● **Provided records**
--------------------
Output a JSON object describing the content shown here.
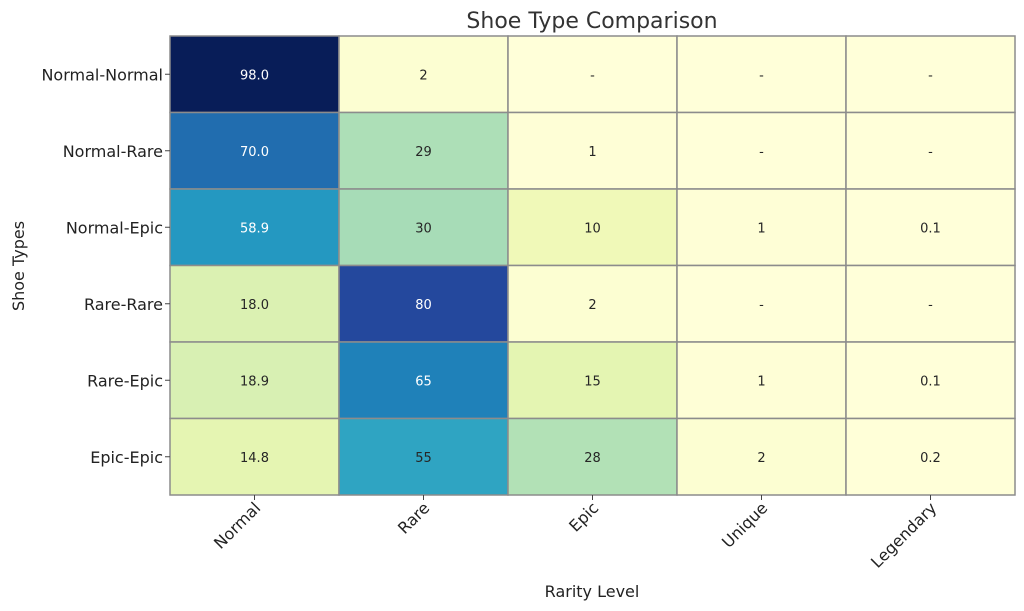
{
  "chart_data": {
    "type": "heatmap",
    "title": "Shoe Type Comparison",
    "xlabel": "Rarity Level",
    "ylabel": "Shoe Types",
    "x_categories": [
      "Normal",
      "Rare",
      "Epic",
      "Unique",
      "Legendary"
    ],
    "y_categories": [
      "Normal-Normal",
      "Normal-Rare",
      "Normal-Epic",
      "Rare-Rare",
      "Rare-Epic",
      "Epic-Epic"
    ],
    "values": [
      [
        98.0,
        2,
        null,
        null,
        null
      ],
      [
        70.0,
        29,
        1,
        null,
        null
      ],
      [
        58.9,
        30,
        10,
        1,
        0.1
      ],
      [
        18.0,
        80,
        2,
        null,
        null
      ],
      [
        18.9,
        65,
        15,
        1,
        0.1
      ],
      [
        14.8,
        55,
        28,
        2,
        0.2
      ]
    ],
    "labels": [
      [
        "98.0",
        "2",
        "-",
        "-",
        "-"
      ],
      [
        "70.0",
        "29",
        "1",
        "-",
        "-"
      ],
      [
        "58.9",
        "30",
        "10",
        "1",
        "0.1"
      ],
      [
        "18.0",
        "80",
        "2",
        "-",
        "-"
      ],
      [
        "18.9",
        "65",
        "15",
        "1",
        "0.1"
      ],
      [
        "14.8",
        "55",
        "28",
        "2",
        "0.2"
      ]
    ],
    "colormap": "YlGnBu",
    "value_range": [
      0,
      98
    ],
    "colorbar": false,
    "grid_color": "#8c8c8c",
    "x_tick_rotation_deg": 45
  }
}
--------------------
● **Requirements**
Without including any pictures, reproduce the listing exactly.

● **Problem solution**
Output a JSON object describing the content shown here.
{
  "chart_data": {
    "type": "heatmap",
    "title": "Shoe Type Comparison",
    "xlabel": "Rarity Level",
    "ylabel": "Shoe Types",
    "x_categories": [
      "Normal",
      "Rare",
      "Epic",
      "Unique",
      "Legendary"
    ],
    "y_categories": [
      "Normal-Normal",
      "Normal-Rare",
      "Normal-Epic",
      "Rare-Rare",
      "Rare-Epic",
      "Epic-Epic"
    ],
    "values": [
      [
        98.0,
        2,
        null,
        null,
        null
      ],
      [
        70.0,
        29,
        1,
        null,
        null
      ],
      [
        58.9,
        30,
        10,
        1,
        0.1
      ],
      [
        18.0,
        80,
        2,
        null,
        null
      ],
      [
        18.9,
        65,
        15,
        1,
        0.1
      ],
      [
        14.8,
        55,
        28,
        2,
        0.2
      ]
    ],
    "labels": [
      [
        "98.0",
        "2",
        "-",
        "-",
        "-"
      ],
      [
        "70.0",
        "29",
        "1",
        "-",
        "-"
      ],
      [
        "58.9",
        "30",
        "10",
        "1",
        "0.1"
      ],
      [
        "18.0",
        "80",
        "2",
        "-",
        "-"
      ],
      [
        "18.9",
        "65",
        "15",
        "1",
        "0.1"
      ],
      [
        "14.8",
        "55",
        "28",
        "2",
        "0.2"
      ]
    ],
    "colormap": "YlGnBu",
    "value_range": [
      0,
      98
    ],
    "colorbar": false,
    "grid_color": "#8c8c8c",
    "x_tick_rotation_deg": 45
  }
}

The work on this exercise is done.